(Some records)
--- Begin ---

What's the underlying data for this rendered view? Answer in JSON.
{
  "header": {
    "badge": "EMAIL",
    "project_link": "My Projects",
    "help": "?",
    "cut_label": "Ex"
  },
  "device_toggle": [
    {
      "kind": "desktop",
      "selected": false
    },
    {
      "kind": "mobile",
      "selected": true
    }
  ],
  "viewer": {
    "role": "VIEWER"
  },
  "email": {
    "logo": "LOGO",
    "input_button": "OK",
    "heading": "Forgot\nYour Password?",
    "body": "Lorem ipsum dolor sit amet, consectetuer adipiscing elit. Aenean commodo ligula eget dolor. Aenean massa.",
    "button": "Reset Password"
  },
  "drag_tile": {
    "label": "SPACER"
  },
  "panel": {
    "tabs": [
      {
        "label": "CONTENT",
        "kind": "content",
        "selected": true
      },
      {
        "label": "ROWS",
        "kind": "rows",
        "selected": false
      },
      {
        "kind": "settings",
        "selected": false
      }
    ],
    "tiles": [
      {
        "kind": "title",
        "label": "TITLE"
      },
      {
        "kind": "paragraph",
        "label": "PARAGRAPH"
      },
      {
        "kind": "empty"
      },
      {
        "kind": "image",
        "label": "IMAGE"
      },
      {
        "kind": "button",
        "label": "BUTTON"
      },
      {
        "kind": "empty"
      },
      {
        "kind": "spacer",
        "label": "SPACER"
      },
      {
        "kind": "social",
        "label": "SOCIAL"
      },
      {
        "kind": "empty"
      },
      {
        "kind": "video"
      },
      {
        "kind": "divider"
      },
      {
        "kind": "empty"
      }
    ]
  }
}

--- End ---

TASK REQUIREMENTS.
Search the lines for "Password". Copy each line that has it.

SOLUTION TO THE EXERCISE.
    "heading": "Forgot\nYour Password?",
    "button": "Reset Password"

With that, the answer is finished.